AIM —
Select every line containing the word "this" from the material, and copy those lines.

GIVEN INFORMATION —
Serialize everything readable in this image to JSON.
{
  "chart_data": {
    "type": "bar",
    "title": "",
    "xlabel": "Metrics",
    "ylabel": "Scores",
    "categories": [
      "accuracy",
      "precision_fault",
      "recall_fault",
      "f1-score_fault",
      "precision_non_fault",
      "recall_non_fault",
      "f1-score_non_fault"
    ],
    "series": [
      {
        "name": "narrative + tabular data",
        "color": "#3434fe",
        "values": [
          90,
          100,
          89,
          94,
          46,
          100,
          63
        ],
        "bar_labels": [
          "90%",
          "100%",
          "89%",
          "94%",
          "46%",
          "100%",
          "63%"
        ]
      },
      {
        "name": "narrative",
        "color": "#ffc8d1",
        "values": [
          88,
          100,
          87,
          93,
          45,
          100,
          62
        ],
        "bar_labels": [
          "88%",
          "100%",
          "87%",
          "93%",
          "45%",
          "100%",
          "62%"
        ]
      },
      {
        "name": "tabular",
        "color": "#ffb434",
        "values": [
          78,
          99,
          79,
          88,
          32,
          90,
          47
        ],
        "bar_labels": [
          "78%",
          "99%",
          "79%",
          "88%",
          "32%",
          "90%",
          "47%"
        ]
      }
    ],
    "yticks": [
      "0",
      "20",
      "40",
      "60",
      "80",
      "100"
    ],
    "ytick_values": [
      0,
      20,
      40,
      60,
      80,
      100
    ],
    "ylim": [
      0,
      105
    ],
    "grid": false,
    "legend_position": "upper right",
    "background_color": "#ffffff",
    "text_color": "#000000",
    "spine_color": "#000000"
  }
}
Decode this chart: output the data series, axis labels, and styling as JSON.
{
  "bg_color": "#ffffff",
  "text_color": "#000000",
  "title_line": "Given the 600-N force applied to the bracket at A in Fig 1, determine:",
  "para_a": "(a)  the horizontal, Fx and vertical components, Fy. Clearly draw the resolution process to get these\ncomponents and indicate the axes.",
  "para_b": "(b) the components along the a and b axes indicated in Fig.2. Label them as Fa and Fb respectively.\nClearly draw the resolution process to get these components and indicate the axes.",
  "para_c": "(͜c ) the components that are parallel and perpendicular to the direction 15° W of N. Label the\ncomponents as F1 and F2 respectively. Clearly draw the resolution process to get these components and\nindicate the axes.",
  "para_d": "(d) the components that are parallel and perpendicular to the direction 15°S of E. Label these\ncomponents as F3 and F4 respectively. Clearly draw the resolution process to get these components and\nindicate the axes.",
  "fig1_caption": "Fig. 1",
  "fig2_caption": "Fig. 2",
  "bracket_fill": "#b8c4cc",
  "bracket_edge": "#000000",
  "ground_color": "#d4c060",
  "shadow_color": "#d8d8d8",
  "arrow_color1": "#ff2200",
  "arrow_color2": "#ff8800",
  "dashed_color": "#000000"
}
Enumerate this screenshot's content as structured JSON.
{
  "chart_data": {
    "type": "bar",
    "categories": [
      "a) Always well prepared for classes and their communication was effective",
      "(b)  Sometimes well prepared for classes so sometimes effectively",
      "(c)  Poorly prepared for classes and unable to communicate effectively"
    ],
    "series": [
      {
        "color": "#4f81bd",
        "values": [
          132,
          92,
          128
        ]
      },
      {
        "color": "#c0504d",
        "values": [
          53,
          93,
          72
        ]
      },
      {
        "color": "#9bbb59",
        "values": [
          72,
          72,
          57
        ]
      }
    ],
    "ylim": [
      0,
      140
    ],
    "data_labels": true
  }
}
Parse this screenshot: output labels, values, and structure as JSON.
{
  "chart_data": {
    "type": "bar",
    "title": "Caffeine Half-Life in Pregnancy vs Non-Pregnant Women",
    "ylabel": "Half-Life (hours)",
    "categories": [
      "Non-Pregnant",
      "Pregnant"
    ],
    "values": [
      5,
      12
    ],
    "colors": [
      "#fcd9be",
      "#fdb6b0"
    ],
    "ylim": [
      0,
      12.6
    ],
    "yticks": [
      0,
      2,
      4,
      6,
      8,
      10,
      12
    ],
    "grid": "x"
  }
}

SOLVED PROBLEM —
Serialize everything readable in this image to JSON.
Decode this chart: output the data series, axis labels, and styling as JSON.
Enumerate this screenshot's content as structured JSON.
Parse this screenshot: output labels, values, and structure as JSON.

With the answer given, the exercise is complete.